問題 1>
下のプライベート資産についての文章では、パブリック市場であまり取引されない分野として、どんなものが挙げられていますか?
問題 2>
下のプライベート資産についての文章から、「しかし、プライベート資産にど」で始まり「かどうかについては論じない。」で終わる部分を、一字も変えずに抜き出してください。

しかし、プライベート資産にどれだけの金額を支払い、それらの資産がもたらすメリットと引き換えにどんなリスクを取ることになるのだろうか?それに対する伝統的な答えは、プライベート資産から得られる非流動性プレミアムは長期的な時間軸を持つ投資家にとって重要なポートフォリオ構成要素になる、というものだ。だが、現在では当然ながら、プライベート資産のすべてのサブ・カテゴリーにおいて、非流動性プレミアムが今でも存在するのかどうかが精査されている。例えば、プライベート・エクイティを全般的に見れば、実際に非流動性プレミアムがあるかどうかははっきりしない。

プライベート市場の一部は、パブリック市場ではあまり取引されない分野へのアクセスを投資家に提供している。それは特に、インフラストラクチャー、プライベート・デットの一部、不動産、天然資源などに当てはまる。プライベート資産の場合は投資対象に対してコントロールできるというメリットが長らく重要な要素として指摘されてきたが、本稿では、単一の資産やファンドのレベルでこうしたメリットがあることを証明できるかどうかについては論じない。

むしろ、ロング・オンリーのパッシブ「ベータ」によるリターンが低下し、市場がトレンドに左右されにくくなり、景気サイクルの影響力が再び大きくなる世界において、アクティブなアプローチに対する注目を高めているマクロ的な理由について検証したいと考えている。こうした環境では、最終投資家のリターンにとって、アクティブなリターン源泉の比率が高まる見通しで(以前の記事『The (Renewed) Case for Active Investing』(英語)ご参照)、そうした意味では当然ながらプライベート資産が重要な役割を果たすことになる。

例えば、プライベート・エクイティには企業のポリシーを決定する力があり、プライベート・デットには潜在的なデフォルト・サイクルを管理する能力がある。プライベート資産がアクティブなリターンを独占していると考えるのは行きすぎかもしれないが、それは全般的なアクティブ・アロケーションの大きな一翼を担っているのは間違いないだろう。

レイアウトの座標データ:
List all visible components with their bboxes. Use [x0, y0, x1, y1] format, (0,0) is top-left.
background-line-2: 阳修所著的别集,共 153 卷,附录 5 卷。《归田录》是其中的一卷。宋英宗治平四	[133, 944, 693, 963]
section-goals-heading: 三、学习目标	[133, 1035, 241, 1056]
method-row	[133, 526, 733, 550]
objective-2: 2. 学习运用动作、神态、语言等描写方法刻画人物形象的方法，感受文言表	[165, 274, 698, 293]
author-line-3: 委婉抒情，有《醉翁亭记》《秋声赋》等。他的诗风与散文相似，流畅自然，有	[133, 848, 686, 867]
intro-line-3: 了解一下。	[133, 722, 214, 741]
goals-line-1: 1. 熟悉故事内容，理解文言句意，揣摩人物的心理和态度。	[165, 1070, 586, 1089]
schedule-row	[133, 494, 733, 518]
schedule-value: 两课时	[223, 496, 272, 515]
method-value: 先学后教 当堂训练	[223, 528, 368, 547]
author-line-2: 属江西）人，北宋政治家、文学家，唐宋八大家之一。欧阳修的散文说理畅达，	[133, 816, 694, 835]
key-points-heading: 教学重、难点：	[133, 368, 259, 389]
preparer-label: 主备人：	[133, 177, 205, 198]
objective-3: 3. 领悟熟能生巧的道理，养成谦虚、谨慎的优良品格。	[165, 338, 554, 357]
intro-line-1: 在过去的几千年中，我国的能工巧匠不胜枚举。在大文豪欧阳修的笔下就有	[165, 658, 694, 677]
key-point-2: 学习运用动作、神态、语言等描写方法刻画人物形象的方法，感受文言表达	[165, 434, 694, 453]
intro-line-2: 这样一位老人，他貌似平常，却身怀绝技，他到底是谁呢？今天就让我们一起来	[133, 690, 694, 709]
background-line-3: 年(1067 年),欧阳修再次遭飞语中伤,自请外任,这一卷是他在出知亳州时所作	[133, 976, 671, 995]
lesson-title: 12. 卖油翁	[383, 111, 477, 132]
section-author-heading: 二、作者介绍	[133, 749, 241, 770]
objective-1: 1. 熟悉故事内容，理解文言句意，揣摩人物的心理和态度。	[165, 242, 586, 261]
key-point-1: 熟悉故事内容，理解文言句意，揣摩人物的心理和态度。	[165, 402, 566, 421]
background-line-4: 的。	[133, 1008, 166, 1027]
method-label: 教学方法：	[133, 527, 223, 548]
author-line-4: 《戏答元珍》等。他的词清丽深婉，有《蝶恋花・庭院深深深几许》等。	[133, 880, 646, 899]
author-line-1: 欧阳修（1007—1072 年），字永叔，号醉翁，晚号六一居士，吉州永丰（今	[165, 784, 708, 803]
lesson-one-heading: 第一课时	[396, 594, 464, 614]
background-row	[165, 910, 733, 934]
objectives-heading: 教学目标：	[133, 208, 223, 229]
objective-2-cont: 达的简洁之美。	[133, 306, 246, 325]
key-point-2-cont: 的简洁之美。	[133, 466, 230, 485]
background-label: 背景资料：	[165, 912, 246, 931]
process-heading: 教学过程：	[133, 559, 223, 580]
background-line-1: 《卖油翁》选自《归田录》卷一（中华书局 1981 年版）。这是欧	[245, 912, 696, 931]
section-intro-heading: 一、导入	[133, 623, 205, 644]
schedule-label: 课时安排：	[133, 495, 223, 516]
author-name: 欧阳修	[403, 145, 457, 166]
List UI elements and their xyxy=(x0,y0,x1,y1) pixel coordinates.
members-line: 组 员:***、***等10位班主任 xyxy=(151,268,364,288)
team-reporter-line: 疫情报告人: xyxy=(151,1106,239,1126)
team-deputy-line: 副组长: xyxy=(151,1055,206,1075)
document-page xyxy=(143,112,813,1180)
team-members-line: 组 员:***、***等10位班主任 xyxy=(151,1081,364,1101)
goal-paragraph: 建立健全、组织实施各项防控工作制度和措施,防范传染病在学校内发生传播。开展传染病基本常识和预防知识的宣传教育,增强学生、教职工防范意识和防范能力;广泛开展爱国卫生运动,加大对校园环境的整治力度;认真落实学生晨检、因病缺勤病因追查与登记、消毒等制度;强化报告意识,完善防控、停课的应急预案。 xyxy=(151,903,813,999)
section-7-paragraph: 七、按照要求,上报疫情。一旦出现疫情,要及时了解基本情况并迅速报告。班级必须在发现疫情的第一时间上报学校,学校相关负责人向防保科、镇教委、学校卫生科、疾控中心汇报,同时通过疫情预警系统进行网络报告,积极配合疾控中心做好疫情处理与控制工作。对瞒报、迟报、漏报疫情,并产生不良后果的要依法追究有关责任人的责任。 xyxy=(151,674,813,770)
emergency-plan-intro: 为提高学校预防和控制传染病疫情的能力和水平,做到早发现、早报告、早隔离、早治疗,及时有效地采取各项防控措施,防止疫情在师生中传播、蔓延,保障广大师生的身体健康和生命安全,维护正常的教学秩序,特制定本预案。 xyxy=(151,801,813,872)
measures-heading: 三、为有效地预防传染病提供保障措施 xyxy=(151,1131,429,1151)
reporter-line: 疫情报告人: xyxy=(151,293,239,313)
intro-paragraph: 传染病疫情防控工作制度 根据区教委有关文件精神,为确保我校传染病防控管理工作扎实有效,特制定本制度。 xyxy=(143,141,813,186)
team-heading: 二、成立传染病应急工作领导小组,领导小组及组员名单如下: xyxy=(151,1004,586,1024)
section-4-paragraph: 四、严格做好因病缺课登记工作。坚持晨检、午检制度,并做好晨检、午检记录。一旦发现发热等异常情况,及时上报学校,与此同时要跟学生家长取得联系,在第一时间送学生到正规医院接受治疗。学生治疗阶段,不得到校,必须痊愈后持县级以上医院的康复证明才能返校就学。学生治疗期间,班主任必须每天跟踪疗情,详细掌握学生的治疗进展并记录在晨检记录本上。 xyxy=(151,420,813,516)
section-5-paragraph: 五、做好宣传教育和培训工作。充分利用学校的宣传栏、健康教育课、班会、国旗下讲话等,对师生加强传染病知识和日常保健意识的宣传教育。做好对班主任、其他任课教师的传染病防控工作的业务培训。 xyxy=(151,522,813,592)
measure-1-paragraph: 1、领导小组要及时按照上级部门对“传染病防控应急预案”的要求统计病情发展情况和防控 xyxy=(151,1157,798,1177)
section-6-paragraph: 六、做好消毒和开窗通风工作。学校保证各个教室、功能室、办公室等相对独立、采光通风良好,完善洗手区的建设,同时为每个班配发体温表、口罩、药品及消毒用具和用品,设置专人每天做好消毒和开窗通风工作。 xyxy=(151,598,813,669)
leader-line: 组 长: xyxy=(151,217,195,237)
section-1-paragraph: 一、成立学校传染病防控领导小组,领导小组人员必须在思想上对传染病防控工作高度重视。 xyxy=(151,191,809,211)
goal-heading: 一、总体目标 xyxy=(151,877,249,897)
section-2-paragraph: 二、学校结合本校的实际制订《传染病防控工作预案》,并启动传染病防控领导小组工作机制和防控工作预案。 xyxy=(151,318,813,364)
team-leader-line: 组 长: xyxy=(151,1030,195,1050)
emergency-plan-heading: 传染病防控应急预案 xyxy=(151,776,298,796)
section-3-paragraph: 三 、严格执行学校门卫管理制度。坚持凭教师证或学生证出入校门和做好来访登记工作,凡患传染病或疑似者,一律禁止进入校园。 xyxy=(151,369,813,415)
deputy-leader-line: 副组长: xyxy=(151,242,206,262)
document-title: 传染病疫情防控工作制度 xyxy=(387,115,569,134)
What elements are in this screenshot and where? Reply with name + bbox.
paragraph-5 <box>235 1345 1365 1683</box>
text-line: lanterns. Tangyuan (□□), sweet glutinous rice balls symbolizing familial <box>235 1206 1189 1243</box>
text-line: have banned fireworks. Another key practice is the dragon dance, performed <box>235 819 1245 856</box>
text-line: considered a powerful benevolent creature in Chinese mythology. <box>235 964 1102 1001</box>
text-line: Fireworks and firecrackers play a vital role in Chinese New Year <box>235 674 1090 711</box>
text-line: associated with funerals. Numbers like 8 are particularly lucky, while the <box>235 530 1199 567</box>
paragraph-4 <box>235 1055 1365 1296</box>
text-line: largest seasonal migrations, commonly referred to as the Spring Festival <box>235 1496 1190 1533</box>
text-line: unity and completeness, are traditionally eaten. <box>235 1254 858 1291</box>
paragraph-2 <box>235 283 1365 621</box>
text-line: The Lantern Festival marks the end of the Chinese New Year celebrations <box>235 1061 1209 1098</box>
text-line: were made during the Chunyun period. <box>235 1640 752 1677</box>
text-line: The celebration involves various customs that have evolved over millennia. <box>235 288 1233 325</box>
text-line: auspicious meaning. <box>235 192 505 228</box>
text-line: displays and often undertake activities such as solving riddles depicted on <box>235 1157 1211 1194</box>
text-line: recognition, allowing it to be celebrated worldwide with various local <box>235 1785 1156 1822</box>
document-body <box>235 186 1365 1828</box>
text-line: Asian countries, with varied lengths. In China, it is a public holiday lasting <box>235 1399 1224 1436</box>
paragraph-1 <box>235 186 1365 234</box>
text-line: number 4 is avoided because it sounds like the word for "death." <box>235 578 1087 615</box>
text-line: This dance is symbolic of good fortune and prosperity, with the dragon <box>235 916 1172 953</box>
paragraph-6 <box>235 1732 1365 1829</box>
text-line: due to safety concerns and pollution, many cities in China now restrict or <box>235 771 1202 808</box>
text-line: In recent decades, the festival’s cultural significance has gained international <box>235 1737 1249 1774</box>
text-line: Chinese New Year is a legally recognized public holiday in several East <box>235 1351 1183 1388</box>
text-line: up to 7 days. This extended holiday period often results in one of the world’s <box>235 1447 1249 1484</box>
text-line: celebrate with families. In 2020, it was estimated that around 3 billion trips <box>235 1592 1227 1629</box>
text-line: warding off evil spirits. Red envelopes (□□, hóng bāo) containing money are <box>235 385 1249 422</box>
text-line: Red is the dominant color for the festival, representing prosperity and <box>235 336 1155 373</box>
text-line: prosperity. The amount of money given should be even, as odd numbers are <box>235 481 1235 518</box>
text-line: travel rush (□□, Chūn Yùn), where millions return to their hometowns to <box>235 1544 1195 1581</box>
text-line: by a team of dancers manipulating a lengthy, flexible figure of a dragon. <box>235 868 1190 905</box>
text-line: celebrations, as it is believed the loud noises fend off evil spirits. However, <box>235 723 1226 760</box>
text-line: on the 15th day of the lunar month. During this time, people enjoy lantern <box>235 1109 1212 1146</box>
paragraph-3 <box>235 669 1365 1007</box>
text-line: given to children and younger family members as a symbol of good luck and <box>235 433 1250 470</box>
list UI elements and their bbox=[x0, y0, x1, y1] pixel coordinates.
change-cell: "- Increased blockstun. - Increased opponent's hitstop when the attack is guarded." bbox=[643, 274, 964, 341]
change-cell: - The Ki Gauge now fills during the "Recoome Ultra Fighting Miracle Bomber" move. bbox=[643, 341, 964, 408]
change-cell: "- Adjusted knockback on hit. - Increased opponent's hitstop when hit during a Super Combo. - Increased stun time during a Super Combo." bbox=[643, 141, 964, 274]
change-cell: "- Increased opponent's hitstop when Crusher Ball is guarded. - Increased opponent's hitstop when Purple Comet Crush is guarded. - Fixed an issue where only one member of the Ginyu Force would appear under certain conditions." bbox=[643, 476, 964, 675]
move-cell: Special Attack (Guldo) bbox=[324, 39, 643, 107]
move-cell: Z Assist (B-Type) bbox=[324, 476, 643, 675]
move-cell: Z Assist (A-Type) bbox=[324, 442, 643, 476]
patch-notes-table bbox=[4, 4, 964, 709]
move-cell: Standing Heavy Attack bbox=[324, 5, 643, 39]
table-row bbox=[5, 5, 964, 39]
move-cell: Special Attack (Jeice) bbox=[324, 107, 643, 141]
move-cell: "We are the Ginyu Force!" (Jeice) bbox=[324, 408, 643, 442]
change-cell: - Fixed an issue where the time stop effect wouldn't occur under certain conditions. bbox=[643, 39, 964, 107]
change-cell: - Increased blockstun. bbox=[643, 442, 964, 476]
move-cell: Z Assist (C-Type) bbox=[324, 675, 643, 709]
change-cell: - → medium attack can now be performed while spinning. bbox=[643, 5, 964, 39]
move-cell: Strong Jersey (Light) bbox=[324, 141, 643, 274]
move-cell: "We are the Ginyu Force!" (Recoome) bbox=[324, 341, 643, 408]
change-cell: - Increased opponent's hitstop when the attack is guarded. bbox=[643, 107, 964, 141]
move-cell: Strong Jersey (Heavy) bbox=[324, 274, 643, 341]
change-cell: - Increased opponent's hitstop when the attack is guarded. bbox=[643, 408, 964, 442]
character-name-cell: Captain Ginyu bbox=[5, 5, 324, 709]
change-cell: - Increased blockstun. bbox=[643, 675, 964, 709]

正解 1>
インフラストラクチャー、プライベート・デットの一部、不動産、天然資源です。

正解 2>
しかし、プライベート資産にどれだけの金額を支払い、それらの資産がもたらすメリットと引き換えにどんなリスクを取ることになるのだろうか?それに対する伝統的な答えは、プライベート資産から得られる非流動性プレミアムは長期的な時間軸を持つ投資家にとって重要なポートフォリオ構成要素になる、というものだ。だが、現在では当然ながら、プライベート資産のすべてのサブ・カテゴリーにおいて、非流動性プレミアムが今でも存在するのかどうかが精査されている。例えば、プライベート・エクイティを全般的に見れば、実際に非流動性プレミアムがあるかどうかははっきりしない。

プライベート市場の一部は、パブリック市場ではあまり取引されない分野へのアクセスを投資家に提供している。それは特に、インフラストラクチャー、プライベート・デットの一部、不動産、天然資源などに当てはまる。プライベート資産の場合は投資対象に対してコントロールできるというメリットが長らく重要な要素として指摘されてきたが、本稿では、単一の資産やファンドのレベルでこうしたメリットがあることを証明できるかどうかについては論じない。